From the listing below, select every line where the word "this" appears.

-- START OF PROVIDED RECORDS --

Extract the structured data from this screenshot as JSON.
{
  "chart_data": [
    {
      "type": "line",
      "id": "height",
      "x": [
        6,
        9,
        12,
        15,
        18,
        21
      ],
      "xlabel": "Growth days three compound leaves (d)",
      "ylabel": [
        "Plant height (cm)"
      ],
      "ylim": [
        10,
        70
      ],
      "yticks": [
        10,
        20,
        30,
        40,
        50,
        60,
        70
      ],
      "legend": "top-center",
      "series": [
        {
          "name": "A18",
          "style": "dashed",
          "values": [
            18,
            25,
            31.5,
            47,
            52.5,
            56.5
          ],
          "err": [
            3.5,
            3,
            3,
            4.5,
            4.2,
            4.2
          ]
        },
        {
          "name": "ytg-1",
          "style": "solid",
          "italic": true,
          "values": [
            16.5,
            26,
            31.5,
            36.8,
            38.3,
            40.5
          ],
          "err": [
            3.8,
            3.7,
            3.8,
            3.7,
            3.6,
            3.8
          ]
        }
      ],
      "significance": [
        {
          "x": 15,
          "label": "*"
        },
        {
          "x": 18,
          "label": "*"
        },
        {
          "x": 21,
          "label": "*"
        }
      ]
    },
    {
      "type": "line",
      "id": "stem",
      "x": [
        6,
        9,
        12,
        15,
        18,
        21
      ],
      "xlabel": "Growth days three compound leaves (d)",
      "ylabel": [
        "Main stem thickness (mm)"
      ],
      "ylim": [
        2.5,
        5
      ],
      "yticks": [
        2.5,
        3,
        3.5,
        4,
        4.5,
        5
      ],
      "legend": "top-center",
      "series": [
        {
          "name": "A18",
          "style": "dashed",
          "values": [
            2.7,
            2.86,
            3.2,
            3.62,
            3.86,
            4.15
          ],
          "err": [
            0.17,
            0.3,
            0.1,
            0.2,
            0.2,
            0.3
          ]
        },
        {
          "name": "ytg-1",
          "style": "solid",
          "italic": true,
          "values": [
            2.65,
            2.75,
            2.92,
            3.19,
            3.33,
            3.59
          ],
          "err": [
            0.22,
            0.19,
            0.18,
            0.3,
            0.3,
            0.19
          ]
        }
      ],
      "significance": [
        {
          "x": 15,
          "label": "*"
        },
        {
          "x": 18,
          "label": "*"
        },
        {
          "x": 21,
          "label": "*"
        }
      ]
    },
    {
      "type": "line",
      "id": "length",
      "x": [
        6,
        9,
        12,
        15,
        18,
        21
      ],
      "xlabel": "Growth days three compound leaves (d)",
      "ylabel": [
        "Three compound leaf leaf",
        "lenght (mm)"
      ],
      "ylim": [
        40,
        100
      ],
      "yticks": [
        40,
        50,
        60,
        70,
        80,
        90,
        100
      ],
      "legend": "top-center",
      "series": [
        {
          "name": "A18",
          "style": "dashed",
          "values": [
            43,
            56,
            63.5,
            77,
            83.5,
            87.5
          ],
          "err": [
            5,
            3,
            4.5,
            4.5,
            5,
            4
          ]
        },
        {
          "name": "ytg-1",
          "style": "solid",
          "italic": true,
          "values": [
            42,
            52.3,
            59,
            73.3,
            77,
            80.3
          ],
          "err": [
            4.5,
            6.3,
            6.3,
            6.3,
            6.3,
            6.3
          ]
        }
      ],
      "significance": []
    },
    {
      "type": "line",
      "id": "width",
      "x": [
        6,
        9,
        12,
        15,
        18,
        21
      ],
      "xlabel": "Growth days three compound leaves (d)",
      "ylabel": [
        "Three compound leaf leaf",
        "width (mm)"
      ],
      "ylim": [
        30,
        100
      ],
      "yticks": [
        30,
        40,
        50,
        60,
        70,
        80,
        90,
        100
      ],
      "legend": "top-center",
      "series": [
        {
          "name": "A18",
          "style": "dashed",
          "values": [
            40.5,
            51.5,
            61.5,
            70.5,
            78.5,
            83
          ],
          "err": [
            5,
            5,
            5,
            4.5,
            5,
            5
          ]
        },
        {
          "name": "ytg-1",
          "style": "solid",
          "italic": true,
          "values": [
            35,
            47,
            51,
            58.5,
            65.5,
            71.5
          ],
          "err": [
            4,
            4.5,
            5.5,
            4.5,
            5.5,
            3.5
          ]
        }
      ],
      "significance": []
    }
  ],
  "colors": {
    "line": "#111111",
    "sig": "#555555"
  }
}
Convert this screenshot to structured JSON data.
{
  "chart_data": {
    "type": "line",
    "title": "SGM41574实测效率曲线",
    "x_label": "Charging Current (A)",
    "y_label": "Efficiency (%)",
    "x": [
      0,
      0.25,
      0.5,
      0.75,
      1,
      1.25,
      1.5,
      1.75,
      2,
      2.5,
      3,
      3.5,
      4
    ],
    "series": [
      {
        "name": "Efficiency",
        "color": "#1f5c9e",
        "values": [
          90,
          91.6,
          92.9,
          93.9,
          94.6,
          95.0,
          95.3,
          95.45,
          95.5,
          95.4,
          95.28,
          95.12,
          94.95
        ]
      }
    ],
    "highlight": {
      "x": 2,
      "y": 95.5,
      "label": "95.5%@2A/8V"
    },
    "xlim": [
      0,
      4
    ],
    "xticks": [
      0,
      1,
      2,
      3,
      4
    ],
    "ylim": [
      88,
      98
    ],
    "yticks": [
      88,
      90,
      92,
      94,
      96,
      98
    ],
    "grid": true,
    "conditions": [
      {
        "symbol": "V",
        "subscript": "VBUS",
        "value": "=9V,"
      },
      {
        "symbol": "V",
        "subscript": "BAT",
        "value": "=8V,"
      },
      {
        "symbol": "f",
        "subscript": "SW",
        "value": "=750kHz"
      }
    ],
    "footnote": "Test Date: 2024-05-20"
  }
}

-- END OF PROVIDED RECORDS --

EXPECTED ANSWER:
Extract the structured data from this screenshot as JSON.
Convert this screenshot to structured JSON data.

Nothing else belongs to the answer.